• [Problem to solve] Search the data for the string "基本生命徵象The" and gather each line it is in.

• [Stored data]
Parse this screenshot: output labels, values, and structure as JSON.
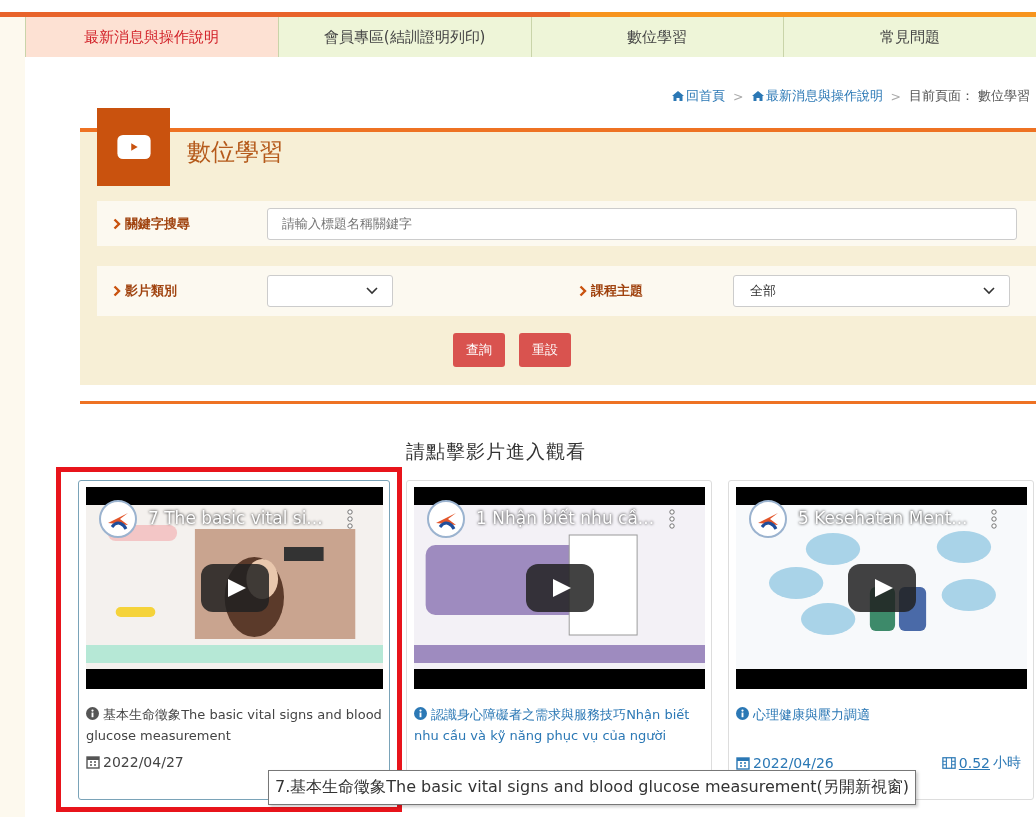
{
  "nav": {
    "tabs": [
      {
        "label": "最新消息與操作說明",
        "selected": true
      },
      {
        "label": "會員專區(結訓證明列印)",
        "selected": false
      },
      {
        "label": "數位學習",
        "selected": false
      },
      {
        "label": "常見問題",
        "selected": false
      }
    ]
  },
  "breadcrumb": {
    "home": "回首頁",
    "separator_1": ">",
    "parent": "最新消息與操作說明",
    "separator_2": ">",
    "current_label": "目前頁面：",
    "current": "數位學習"
  },
  "panel": {
    "title": "數位學習",
    "keyword": {
      "label": "關鍵字搜尋",
      "placeholder": "請輸入標題名稱關鍵字"
    },
    "category": {
      "label": "影片類別"
    },
    "topic": {
      "label": "課程主題",
      "value": "全部"
    },
    "buttons": [
      "查詢",
      "重設"
    ]
  },
  "prompt": "請點擊影片進入觀看",
  "videos": [
    {
      "overlay_title": "7 The basic vital si...",
      "title": "基本生命徵象The basic vital signs and blood glucose measurement",
      "date": "2022/04/27",
      "highlighted": true
    },
    {
      "overlay_title": "1 Nhận biết nhu cầ...",
      "title": "認識身心障礙者之需求與服務技巧Nhận biết nhu cầu và kỹ năng phục vụ của người",
      "highlighted": false
    },
    {
      "overlay_title": "5 Kesehatan Ment...",
      "title": "心理健康與壓力調適",
      "date": "2022/04/26",
      "duration": "0.52",
      "duration_unit": "小時",
      "highlighted": false
    }
  ],
  "tooltip": "7.基本生命徵象The basic vital signs and blood glucose measurement(另開新視窗)"
}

• [Written response]
      "title": "基本生命徵象The basic vital signs and blood glucose measurement",
  "tooltip": "7.基本生命徵象The basic vital signs and blood glucose measurement(另開新視窗)"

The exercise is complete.